═════ LISTING
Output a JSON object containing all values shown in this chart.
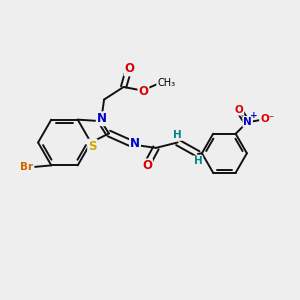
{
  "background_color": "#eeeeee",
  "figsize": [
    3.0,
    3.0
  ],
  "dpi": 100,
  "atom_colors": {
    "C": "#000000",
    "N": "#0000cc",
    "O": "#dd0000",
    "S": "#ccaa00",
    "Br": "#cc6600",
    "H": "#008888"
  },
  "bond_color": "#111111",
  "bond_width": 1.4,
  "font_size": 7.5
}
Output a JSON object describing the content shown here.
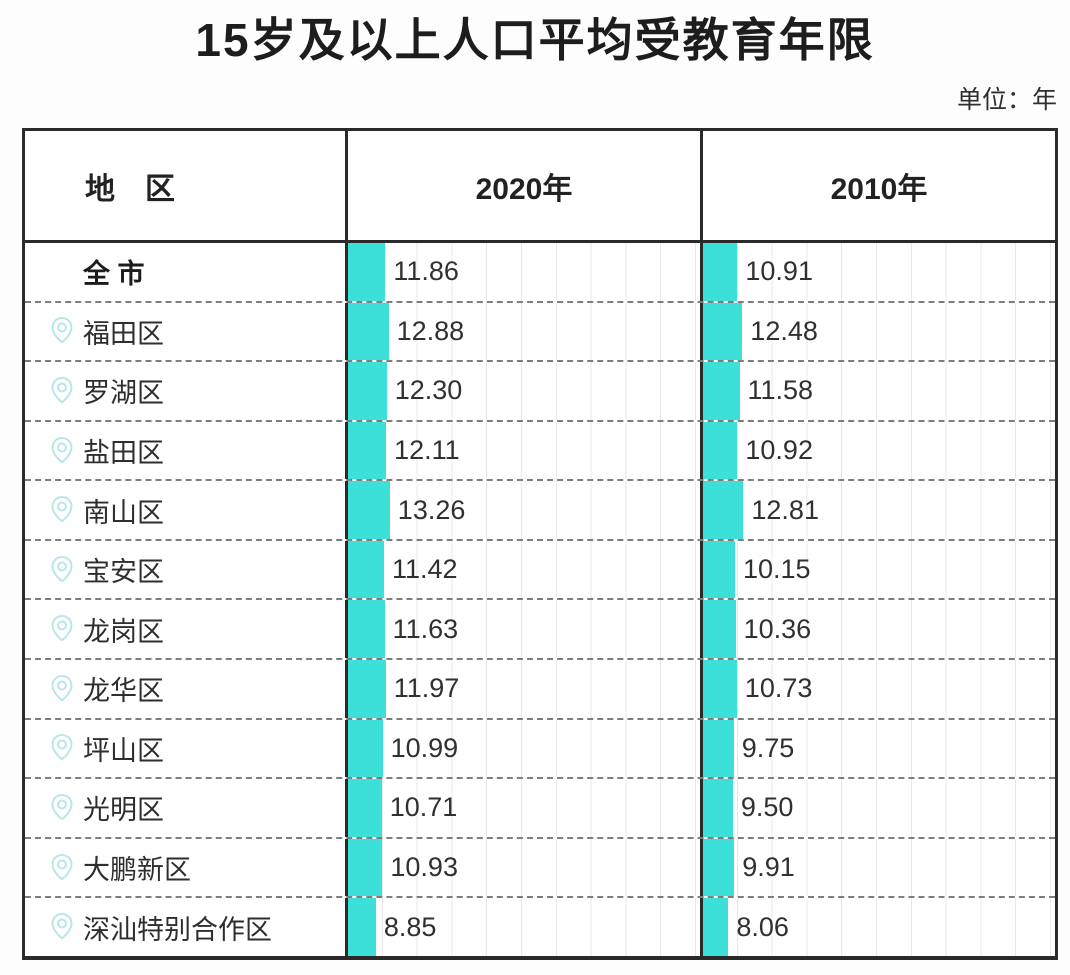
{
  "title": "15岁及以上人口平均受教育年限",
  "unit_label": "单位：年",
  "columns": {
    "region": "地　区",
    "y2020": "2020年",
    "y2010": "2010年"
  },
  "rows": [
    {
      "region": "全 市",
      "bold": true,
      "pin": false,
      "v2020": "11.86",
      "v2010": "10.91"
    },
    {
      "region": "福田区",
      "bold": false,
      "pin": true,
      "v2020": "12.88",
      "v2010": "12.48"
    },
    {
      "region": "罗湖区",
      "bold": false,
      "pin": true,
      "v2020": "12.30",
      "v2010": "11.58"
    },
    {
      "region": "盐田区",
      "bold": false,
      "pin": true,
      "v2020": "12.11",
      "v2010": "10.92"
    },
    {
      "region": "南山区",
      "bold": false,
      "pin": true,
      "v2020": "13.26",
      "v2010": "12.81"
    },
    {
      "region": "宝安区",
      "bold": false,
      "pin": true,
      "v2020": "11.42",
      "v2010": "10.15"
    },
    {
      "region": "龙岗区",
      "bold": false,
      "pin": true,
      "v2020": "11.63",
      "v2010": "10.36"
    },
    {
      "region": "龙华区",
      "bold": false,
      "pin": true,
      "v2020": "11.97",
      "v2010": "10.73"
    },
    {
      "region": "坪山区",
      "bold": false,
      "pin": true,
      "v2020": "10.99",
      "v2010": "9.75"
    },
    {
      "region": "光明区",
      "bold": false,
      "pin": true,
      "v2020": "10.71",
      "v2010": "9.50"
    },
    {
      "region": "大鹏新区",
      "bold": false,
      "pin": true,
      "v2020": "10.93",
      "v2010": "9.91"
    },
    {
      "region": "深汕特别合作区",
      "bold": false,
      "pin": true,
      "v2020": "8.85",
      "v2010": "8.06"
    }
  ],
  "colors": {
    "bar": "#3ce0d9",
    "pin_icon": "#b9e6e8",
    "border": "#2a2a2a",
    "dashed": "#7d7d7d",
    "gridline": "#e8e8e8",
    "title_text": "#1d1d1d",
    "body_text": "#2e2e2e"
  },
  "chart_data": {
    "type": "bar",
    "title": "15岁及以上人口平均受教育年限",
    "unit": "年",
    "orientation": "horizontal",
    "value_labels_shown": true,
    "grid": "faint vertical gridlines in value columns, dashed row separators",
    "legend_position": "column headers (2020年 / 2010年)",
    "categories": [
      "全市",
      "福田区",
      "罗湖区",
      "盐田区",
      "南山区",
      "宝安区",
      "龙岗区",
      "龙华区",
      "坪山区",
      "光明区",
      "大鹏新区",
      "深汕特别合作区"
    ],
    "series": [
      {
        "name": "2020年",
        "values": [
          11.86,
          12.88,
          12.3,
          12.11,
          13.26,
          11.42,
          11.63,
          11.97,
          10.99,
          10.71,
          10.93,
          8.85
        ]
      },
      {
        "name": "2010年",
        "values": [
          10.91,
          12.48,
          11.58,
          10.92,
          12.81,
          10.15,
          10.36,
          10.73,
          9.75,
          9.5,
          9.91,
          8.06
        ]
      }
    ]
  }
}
══════════
Check each line of the data above for the word "Output", then state how many lines have it. Give the number alone.

2